Job: Filter out everything except lines holding "مازندران".

Listed records:
^^^^^^^^^^^^^^^^

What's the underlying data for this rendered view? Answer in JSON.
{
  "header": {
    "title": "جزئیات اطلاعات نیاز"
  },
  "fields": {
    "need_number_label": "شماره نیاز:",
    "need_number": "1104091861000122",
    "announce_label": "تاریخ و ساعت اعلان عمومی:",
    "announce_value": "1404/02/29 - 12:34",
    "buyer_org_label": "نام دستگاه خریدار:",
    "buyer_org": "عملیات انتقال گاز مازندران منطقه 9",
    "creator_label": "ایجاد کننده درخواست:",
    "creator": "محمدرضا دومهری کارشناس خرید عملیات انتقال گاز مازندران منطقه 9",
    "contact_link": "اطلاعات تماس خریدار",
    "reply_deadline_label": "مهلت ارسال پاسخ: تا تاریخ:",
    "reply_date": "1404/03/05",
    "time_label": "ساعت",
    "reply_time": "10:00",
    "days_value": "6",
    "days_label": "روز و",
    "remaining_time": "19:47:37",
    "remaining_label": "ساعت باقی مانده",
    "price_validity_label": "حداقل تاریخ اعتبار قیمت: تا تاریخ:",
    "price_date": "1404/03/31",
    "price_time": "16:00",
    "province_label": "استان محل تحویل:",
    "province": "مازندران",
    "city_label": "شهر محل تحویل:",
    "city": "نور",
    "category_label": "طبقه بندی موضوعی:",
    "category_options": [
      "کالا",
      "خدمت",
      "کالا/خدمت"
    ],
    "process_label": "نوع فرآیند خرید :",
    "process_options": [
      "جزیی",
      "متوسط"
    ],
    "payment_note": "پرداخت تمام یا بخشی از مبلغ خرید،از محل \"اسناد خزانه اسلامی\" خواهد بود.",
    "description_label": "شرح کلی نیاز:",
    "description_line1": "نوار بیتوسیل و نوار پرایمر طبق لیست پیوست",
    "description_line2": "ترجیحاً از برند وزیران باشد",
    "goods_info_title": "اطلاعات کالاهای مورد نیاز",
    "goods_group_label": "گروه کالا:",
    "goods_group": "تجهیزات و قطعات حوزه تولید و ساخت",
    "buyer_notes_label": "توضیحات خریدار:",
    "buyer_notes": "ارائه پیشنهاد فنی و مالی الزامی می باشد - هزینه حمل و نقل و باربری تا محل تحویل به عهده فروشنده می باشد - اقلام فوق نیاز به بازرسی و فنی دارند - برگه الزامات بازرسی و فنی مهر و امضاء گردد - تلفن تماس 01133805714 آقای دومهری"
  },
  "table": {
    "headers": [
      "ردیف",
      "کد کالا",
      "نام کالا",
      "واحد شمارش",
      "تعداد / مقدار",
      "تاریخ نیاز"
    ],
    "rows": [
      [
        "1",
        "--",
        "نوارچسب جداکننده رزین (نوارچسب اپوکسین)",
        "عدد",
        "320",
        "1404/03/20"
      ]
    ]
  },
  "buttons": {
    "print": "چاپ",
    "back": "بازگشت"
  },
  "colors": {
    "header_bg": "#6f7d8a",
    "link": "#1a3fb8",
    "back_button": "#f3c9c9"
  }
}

^^^^^^^^^^^^^^^^

Response:
    "buyer_org": "عملیات انتقال گاز مازندران منطقه 9",
    "creator": "محمدرضا دومهری کارشناس خرید عملیات انتقال گاز مازندران منطقه 9",
    "province": "مازندران",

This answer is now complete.